- **Job**
Using the listing below, report all lines holding the word "subtitle".

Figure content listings

◆ ◆ ◆ ◆ ◆

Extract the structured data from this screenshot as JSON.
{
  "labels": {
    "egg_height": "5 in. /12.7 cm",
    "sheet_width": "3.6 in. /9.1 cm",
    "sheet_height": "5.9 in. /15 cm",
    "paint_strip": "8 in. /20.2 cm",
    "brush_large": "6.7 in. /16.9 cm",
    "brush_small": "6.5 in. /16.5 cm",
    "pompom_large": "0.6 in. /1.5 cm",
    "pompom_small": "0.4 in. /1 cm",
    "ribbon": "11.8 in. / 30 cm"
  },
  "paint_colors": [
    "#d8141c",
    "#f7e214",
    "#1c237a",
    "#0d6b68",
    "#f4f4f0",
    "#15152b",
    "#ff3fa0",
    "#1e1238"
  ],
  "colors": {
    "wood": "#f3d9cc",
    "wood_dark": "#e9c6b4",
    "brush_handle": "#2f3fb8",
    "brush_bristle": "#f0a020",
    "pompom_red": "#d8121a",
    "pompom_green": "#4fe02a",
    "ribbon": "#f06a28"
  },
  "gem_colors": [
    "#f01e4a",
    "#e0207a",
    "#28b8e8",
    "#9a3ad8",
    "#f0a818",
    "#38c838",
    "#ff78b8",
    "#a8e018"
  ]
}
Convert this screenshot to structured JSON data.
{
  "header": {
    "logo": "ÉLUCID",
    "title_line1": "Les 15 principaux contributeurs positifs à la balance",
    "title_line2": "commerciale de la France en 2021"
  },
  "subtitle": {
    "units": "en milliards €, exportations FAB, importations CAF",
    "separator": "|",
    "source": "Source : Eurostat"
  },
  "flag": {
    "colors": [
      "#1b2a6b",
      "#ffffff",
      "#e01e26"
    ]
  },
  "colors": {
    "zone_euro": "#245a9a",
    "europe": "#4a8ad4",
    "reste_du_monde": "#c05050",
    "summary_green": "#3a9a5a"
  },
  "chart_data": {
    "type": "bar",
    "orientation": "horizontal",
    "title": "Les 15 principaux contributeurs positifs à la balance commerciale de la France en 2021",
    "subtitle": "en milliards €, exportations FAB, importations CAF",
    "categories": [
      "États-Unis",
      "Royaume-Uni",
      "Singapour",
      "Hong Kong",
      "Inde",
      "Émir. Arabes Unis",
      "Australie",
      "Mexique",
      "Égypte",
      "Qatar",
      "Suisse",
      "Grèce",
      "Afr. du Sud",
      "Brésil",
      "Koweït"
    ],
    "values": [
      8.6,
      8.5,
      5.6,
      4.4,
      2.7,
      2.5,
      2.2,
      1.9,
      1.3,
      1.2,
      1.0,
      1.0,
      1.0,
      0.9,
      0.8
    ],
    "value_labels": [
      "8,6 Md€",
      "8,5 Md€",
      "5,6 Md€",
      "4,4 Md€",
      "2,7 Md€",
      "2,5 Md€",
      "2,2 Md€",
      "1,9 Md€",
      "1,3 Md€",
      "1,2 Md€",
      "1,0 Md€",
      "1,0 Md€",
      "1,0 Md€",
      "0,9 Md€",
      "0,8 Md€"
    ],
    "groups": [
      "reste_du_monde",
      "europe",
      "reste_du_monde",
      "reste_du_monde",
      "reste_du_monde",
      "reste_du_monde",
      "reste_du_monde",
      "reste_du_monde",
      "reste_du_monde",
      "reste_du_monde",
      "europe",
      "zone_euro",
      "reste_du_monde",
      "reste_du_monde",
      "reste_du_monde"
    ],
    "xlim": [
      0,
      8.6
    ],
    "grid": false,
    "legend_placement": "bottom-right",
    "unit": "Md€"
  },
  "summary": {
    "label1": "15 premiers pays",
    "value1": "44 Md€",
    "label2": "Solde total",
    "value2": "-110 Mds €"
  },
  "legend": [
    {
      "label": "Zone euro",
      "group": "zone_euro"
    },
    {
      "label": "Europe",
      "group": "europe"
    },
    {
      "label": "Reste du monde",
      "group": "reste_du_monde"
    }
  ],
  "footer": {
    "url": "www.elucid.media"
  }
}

◆ ◆ ◆ ◆ ◆

- **Expected answer**
  "subtitle": {
    "subtitle": "en milliards €, exportations FAB, importations CAF",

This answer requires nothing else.